SUPPLIED RECORDS.
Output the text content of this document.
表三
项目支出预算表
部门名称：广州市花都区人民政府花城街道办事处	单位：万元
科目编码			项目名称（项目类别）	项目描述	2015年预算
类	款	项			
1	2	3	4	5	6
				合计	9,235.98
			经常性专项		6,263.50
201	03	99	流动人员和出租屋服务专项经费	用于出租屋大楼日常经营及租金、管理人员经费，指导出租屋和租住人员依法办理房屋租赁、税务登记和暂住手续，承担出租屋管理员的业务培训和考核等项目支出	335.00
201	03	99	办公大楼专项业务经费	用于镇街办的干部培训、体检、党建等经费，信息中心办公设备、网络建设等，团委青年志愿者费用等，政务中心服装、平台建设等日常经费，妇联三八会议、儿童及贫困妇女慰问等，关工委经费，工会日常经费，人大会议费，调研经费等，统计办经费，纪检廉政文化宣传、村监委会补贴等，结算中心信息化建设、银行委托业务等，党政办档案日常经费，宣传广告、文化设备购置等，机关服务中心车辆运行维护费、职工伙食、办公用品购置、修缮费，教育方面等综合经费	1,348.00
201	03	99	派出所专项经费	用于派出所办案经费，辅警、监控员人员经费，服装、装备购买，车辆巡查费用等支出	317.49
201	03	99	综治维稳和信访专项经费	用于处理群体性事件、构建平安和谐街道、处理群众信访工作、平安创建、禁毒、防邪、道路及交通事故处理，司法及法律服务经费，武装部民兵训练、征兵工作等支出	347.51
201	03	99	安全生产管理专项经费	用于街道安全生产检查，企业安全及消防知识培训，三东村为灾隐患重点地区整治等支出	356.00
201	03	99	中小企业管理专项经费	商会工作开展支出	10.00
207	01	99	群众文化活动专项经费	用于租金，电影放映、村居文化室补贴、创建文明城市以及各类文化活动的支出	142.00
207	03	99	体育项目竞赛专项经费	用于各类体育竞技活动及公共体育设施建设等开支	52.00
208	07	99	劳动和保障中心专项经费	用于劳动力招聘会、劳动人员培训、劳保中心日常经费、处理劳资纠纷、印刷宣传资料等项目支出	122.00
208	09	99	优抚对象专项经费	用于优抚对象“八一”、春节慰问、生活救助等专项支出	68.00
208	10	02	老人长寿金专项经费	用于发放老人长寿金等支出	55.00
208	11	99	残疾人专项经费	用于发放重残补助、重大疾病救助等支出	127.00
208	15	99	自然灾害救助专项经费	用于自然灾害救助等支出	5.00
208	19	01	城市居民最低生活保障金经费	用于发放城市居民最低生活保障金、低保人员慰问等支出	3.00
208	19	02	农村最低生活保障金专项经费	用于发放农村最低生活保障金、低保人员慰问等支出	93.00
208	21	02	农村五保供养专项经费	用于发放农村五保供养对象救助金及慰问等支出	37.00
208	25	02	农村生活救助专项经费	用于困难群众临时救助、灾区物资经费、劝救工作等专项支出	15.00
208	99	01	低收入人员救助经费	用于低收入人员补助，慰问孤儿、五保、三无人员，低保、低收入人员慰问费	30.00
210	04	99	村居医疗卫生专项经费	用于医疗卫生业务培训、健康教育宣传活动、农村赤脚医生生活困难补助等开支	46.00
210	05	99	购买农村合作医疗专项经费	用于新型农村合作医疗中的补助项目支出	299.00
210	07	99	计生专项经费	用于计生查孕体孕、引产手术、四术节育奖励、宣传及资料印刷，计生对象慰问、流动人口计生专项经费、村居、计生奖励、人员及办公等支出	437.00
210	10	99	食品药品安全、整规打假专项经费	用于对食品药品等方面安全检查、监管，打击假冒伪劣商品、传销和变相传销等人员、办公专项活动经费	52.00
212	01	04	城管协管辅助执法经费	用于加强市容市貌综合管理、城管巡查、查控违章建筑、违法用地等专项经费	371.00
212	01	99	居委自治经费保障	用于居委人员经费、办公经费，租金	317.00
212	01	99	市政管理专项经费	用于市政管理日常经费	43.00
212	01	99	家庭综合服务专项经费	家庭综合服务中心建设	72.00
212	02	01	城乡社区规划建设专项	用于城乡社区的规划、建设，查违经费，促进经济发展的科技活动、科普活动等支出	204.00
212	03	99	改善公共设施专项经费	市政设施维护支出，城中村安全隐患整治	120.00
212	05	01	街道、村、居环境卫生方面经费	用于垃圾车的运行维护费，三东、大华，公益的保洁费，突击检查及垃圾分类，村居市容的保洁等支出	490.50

GIVEN REQUEST. State the count of lines above containing the string "低保人员慰问等支出", and add nothing to it.

ANSWER FOR THE TASK. 2